**Prompt**:
Every entry must be copied word for word.

**Data rows**:
— Begin —

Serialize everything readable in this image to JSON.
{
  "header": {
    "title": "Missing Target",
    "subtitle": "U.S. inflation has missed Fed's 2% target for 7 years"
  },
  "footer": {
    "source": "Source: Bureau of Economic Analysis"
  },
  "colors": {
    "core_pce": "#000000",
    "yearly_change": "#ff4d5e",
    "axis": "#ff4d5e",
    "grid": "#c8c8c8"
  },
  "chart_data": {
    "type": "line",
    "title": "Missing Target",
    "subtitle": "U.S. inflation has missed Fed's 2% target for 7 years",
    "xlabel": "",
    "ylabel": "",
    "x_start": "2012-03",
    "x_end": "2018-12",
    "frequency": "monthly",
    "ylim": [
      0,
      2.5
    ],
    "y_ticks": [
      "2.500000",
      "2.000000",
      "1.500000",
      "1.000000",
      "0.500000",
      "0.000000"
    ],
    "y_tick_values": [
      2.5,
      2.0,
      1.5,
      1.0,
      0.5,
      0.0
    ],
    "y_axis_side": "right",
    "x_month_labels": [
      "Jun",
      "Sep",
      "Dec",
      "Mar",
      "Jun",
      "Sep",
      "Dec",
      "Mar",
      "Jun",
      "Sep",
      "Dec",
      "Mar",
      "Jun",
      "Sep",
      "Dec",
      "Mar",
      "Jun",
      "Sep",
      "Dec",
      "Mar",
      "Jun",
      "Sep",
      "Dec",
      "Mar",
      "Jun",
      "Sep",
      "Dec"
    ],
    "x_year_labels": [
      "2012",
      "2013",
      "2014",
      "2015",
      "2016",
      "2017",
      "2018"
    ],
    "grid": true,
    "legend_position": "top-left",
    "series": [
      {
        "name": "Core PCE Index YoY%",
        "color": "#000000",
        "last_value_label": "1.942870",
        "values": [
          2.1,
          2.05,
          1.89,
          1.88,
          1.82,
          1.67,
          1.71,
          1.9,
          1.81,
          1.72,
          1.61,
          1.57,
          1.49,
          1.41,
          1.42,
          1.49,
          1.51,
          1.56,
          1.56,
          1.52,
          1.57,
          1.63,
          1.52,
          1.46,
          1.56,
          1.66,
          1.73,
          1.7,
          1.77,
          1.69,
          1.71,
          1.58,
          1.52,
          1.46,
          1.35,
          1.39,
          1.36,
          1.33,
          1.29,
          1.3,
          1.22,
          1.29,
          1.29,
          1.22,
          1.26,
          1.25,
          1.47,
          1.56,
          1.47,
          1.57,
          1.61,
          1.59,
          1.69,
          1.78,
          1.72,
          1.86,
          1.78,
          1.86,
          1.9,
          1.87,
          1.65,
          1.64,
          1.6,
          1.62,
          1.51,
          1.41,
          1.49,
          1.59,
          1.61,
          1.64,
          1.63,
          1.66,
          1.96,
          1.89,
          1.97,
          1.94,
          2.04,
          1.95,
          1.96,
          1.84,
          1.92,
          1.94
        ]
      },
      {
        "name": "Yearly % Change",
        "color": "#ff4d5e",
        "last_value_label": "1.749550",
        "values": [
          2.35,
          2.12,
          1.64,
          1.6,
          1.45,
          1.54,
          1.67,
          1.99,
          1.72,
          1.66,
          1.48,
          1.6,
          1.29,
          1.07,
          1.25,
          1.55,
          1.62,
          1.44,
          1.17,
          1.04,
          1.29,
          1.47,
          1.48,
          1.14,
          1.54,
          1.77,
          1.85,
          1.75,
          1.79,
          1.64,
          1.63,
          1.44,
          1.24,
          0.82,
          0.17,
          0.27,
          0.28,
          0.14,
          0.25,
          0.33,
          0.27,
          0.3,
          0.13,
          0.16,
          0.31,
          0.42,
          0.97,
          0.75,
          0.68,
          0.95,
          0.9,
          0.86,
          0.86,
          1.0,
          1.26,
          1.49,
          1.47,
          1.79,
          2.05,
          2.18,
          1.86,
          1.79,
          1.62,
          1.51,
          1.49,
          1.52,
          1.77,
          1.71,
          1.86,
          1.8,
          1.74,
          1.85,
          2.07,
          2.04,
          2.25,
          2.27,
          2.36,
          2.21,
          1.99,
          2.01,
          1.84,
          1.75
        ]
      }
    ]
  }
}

— End —

**The completed task**:
Serialize everything readable in this image to JSON.
{
  "header": {
    "title": "Missing Target",
    "subtitle": "U.S. inflation has missed Fed's 2% target for 7 years"
  },
  "footer": {
    "source": "Source: Bureau of Economic Analysis"
  },
  "colors": {
    "core_pce": "#000000",
    "yearly_change": "#ff4d5e",
    "axis": "#ff4d5e",
    "grid": "#c8c8c8"
  },
  "chart_data": {
    "type": "line",
    "title": "Missing Target",
    "subtitle": "U.S. inflation has missed Fed's 2% target for 7 years",
    "xlabel": "",
    "ylabel": "",
    "x_start": "2012-03",
    "x_end": "2018-12",
    "frequency": "monthly",
    "ylim": [
      0,
      2.5
    ],
    "y_ticks": [
      "2.500000",
      "2.000000",
      "1.500000",
      "1.000000",
      "0.500000",
      "0.000000"
    ],
    "y_tick_values": [
      2.5,
      2.0,
      1.5,
      1.0,
      0.5,
      0.0
    ],
    "y_axis_side": "right",
    "x_month_labels": [
      "Jun",
      "Sep",
      "Dec",
      "Mar",
      "Jun",
      "Sep",
      "Dec",
      "Mar",
      "Jun",
      "Sep",
      "Dec",
      "Mar",
      "Jun",
      "Sep",
      "Dec",
      "Mar",
      "Jun",
      "Sep",
      "Dec",
      "Mar",
      "Jun",
      "Sep",
      "Dec",
      "Mar",
      "Jun",
      "Sep",
      "Dec"
    ],
    "x_year_labels": [
      "2012",
      "2013",
      "2014",
      "2015",
      "2016",
      "2017",
      "2018"
    ],
    "grid": true,
    "legend_position": "top-left",
    "series": [
      {
        "name": "Core PCE Index YoY%",
        "color": "#000000",
        "last_value_label": "1.942870",
        "values": [
          2.1,
          2.05,
          1.89,
          1.88,
          1.82,
          1.67,
          1.71,
          1.9,
          1.81,
          1.72,
          1.61,
          1.57,
          1.49,
          1.41,
          1.42,
          1.49,
          1.51,
          1.56,
          1.56,
          1.52,
          1.57,
          1.63,
          1.52,
          1.46,
          1.56,
          1.66,
          1.73,
          1.7,
          1.77,
          1.69,
          1.71,
          1.58,
          1.52,
          1.46,
          1.35,
          1.39,
          1.36,
          1.33,
          1.29,
          1.3,
          1.22,
          1.29,
          1.29,
          1.22,
          1.26,
          1.25,
          1.47,
          1.56,
          1.47,
          1.57,
          1.61,
          1.59,
          1.69,
          1.78,
          1.72,
          1.86,
          1.78,
          1.86,
          1.9,
          1.87,
          1.65,
          1.64,
          1.6,
          1.62,
          1.51,
          1.41,
          1.49,
          1.59,
          1.61,
          1.64,
          1.63,
          1.66,
          1.96,
          1.89,
          1.97,
          1.94,
          2.04,
          1.95,
          1.96,
          1.84,
          1.92,
          1.94
        ]
      },
      {
        "name": "Yearly % Change",
        "color": "#ff4d5e",
        "last_value_label": "1.749550",
        "values": [
          2.35,
          2.12,
          1.64,
          1.6,
          1.45,
          1.54,
          1.67,
          1.99,
          1.72,
          1.66,
          1.48,
          1.6,
          1.29,
          1.07,
          1.25,
          1.55,
          1.62,
          1.44,
          1.17,
          1.04,
          1.29,
          1.47,
          1.48,
          1.14,
          1.54,
          1.77,
          1.85,
          1.75,
          1.79,
          1.64,
          1.63,
          1.44,
          1.24,
          0.82,
          0.17,
          0.27,
          0.28,
          0.14,
          0.25,
          0.33,
          0.27,
          0.3,
          0.13,
          0.16,
          0.31,
          0.42,
          0.97,
          0.75,
          0.68,
          0.95,
          0.9,
          0.86,
          0.86,
          1.0,
          1.26,
          1.49,
          1.47,
          1.79,
          2.05,
          2.18,
          1.86,
          1.79,
          1.62,
          1.51,
          1.49,
          1.52,
          1.77,
          1.71,
          1.86,
          1.8,
          1.74,
          1.85,
          2.07,
          2.04,
          2.25,
          2.27,
          2.36,
          2.21,
          1.99,
          2.01,
          1.84,
          1.75
        ]
      }
    ]
  }
}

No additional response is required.